-- Begin --

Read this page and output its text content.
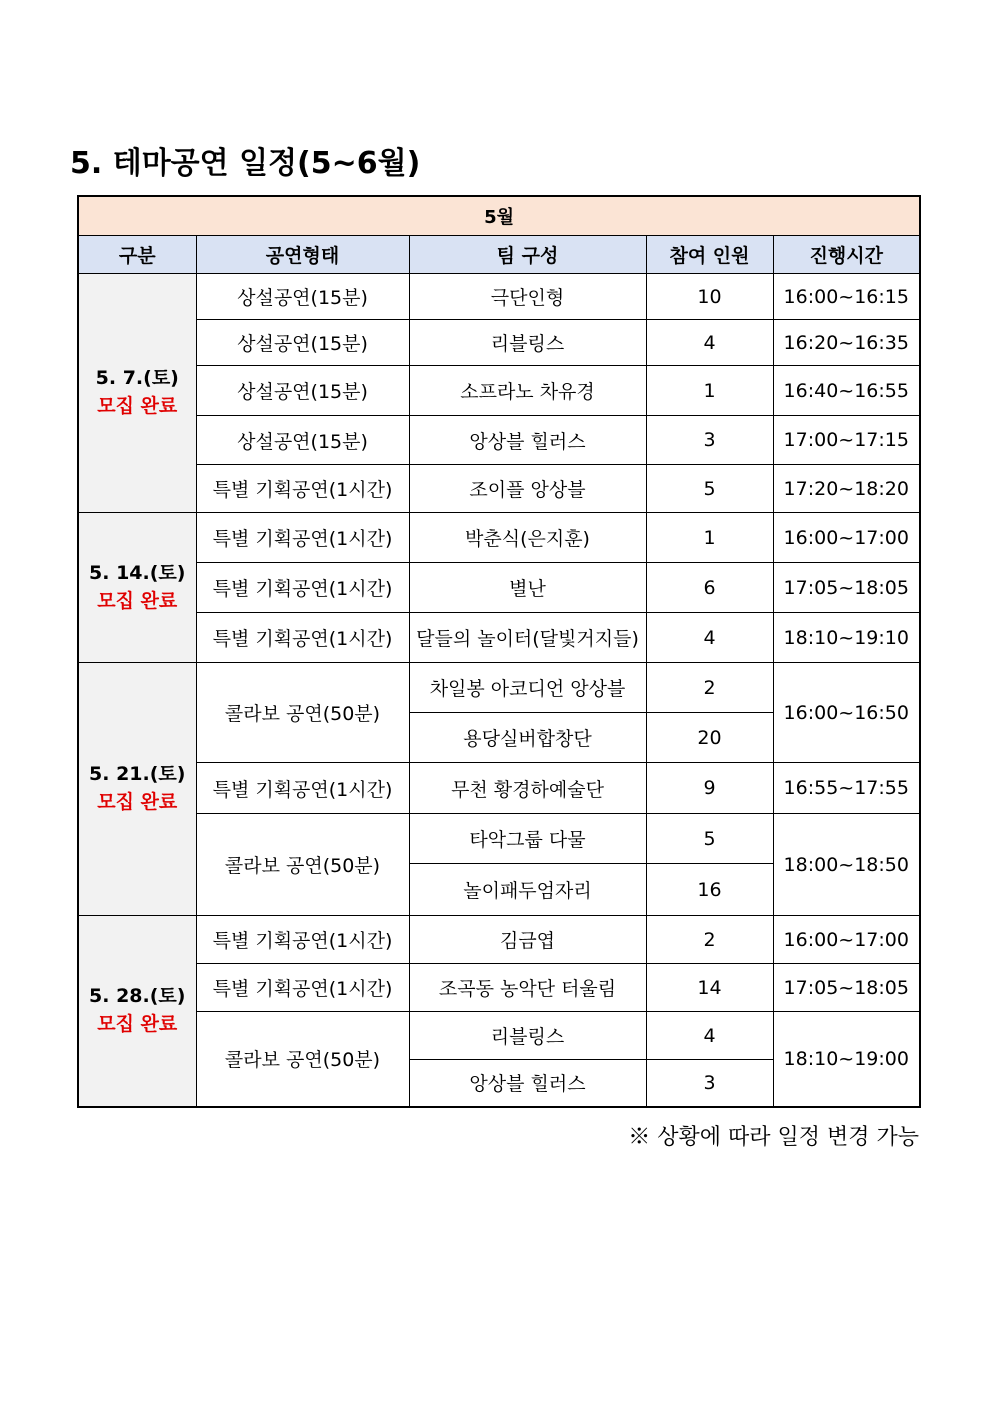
5. 테마공연 일정(5~6월)
5월				
구분	공연형태	팀 구성	참여 인원	진행시간

5. 7.(토)
모집 완료	상설공연(15분)	극단인형	10	16:00~16:15
	상설공연(15분)	리블링스	4	16:20~16:35
	상설공연(15분)	소프라노 차유경	1	16:40~16:55
	상설공연(15분)	앙상블 힐러스	3	17:00~17:15
	특별 기획공연(1시간)	조이플 앙상블	5	17:20~18:20

5. 14.(토)
모집 완료	특별 기획공연(1시간)	박춘식(은지훈)	1	16:00~17:00
	특별 기획공연(1시간)	별난	6	17:05~18:05
	특별 기획공연(1시간)	달들의 놀이터(달빛거지들)	4	18:10~19:10

5. 21.(토)
모집 완료	콜라보 공연(50분)	차일봉 아코디언 앙상블	2	16:00~16:50
		용당실버합창단	20	
	특별 기획공연(1시간)	무천 황경하예술단	9	16:55~17:55
	콜라보 공연(50분)	타악그룹 다물	5	18:00~18:50
		놀이패두엄자리	16	

5. 28.(토)
모집 완료	특별 기획공연(1시간)	김금엽	2	16:00~17:00
	특별 기획공연(1시간)	조곡동 농악단 터울림	14	17:05~18:05
	콜라보 공연(50분)	리블링스	4	18:10~19:00
		앙상블 힐러스	3	
※ 상황에 따라 일정 변경 가능
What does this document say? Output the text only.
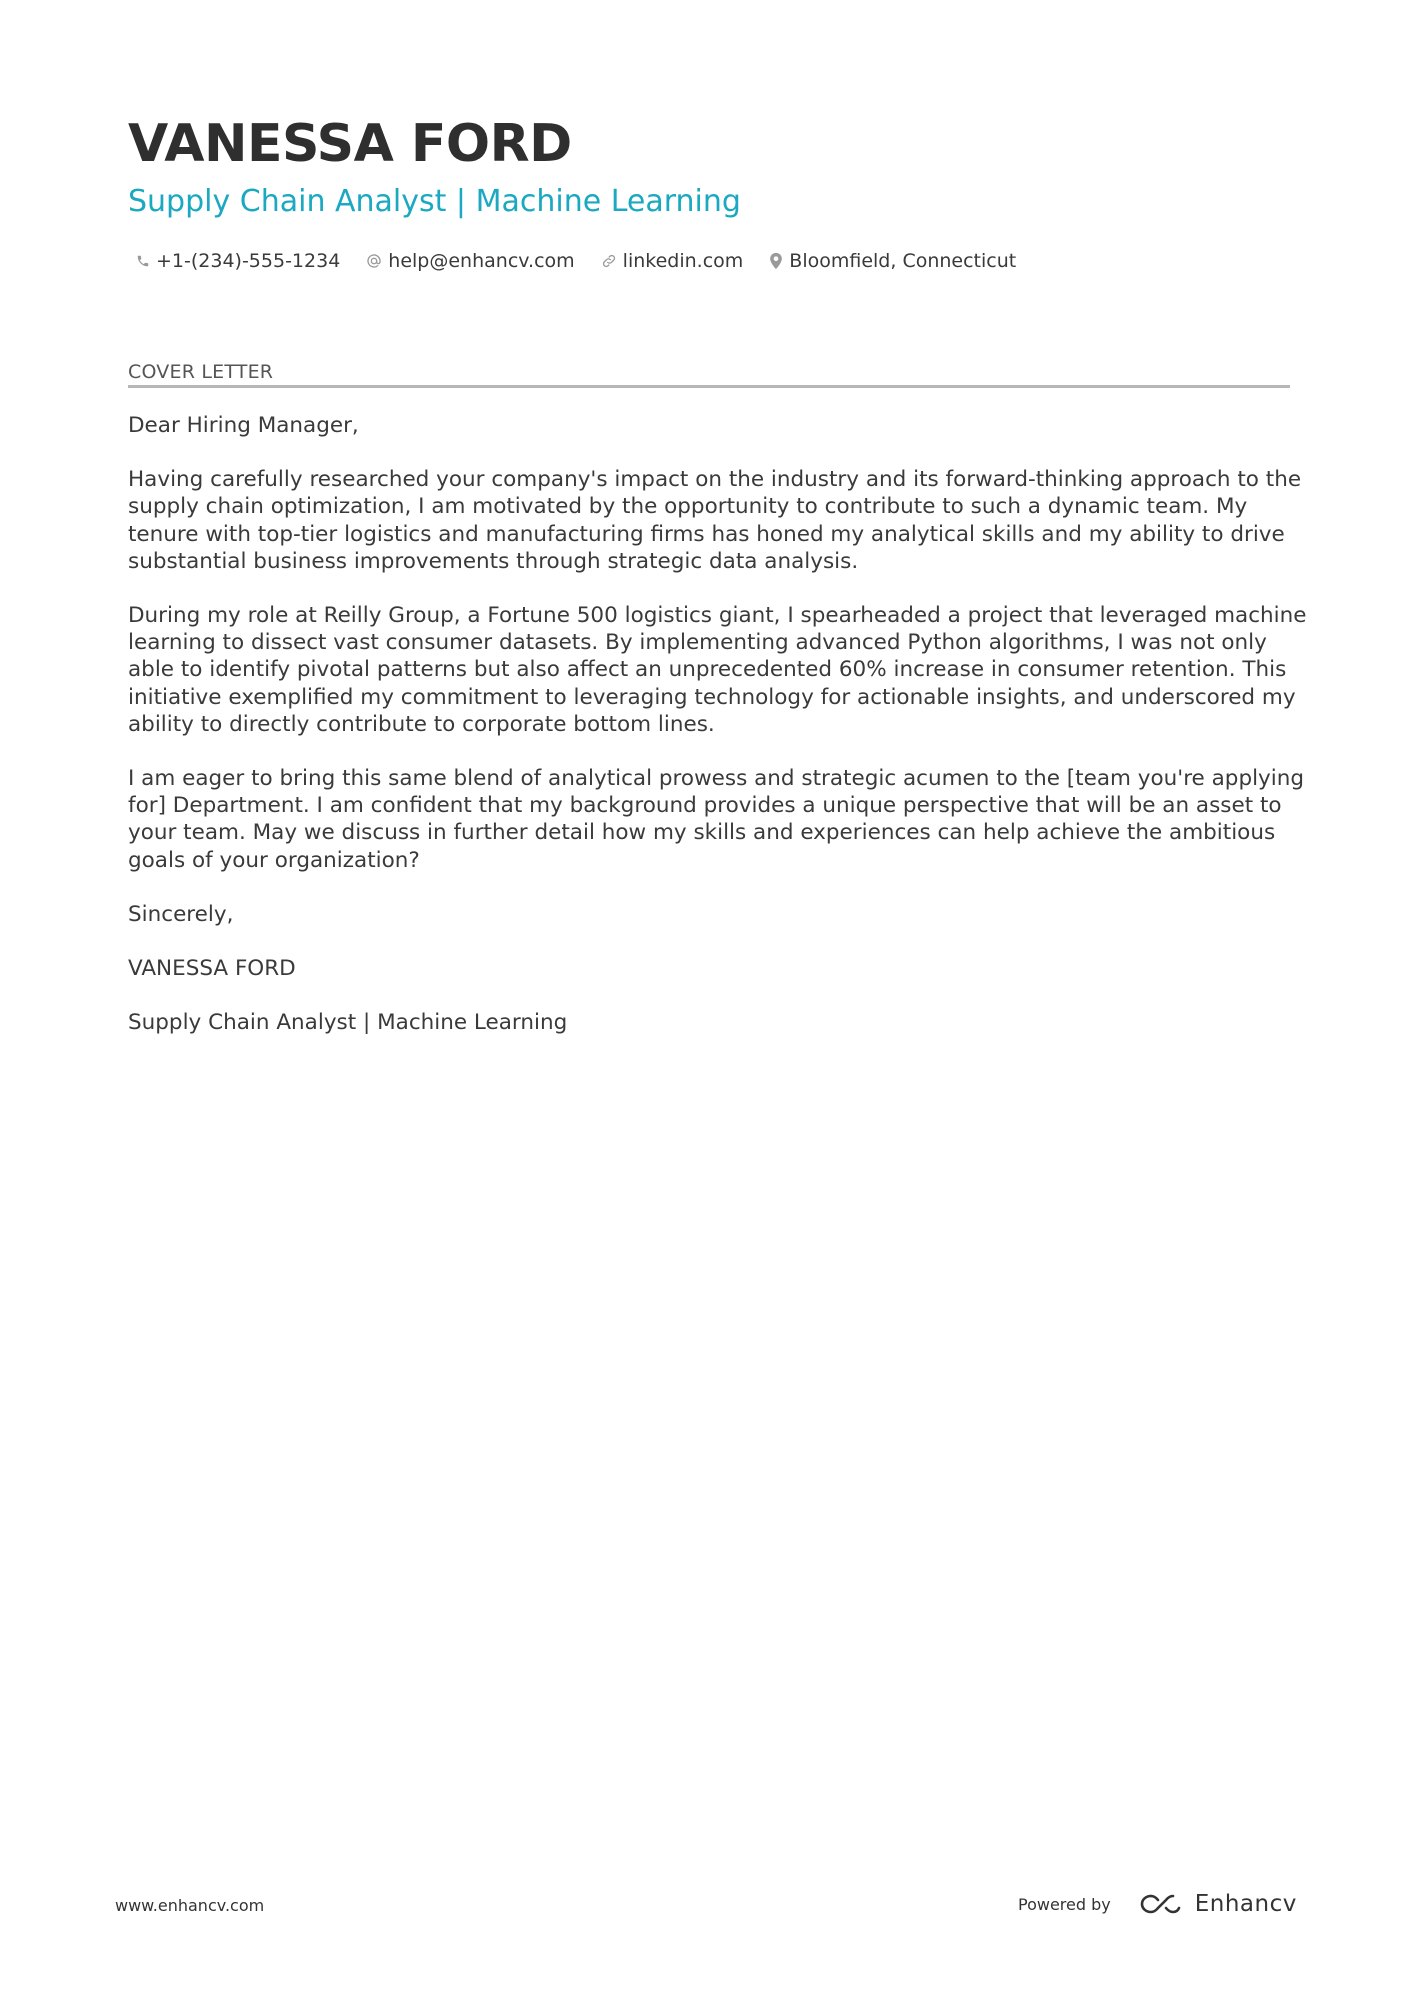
VANESSA FORD
Supply Chain Analyst | Machine Learning
+1-(234)-555-1234	help@enhancv.com	linkedin.com Bloomfield, Connecticut
COVER LETTER

Dear Hiring Manager,

Having carefully researched your company's impact on the industry and its forward-thinking approach to the
supply chain optimization, I am motivated by the opportunity to contribute to such a dynamic team. My
tenure with top-tier logistics and manufacturing firms has honed my analytical skills and my ability to drive
substantial business improvements through strategic data analysis.

During my role at Reilly Group, a Fortune 500 logistics giant, I spearheaded a project that leveraged machine
learning to dissect vast consumer datasets. By implementing advanced Python algorithms, I was not only
able to identify pivotal patterns but also affect an unprecedented 60% increase in consumer retention. This
initiative exemplified my commitment to leveraging technology for actionable insights, and underscored my
ability to directly contribute to corporate bottom lines.

I am eager to bring this same blend of analytical prowess and strategic acumen to the [team you're applying
for] Department. I am confident that my background provides a unique perspective that will be an asset to
your team. May we discuss in further detail how my skills and experiences can help achieve the ambitious
goals of your organization?

Sincerely,

VANESSA FORD

Supply Chain Analyst | Machine Learning

www.enhancv.com	Powered by	Enhancv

-- End --

INSTRUCTIONS FOR THE TASK: Pictures stay out; retype only the lines from the line containing "What does this" through the end of the listing, inclusive, exactly as they appear.

IN RESPONSE:
What does this document say? Output the text only.
VANESSA FORD
Supply Chain Analyst | Machine Learning
+1-(234)-555-1234	help@enhancv.com	linkedin.com Bloomfield, Connecticut
COVER LETTER

Dear Hiring Manager,

Having carefully researched your company's impact on the industry and its forward-thinking approach to the
supply chain optimization, I am motivated by the opportunity to contribute to such a dynamic team. My
tenure with top-tier logistics and manufacturing firms has honed my analytical skills and my ability to drive
substantial business improvements through strategic data analysis.

During my role at Reilly Group, a Fortune 500 logistics giant, I spearheaded a project that leveraged machine
learning to dissect vast consumer datasets. By implementing advanced Python algorithms, I was not only
able to identify pivotal patterns but also affect an unprecedented 60% increase in consumer retention. This
initiative exemplified my commitment to leveraging technology for actionable insights, and underscored my
ability to directly contribute to corporate bottom lines.

I am eager to bring this same blend of analytical prowess and strategic acumen to the [team you're applying
for] Department. I am confident that my background provides a unique perspective that will be an asset to
your team. May we discuss in further detail how my skills and experiences can help achieve the ambitious
goals of your organization?

Sincerely,

VANESSA FORD

Supply Chain Analyst | Machine Learning

www.enhancv.com	Powered by	Enhancv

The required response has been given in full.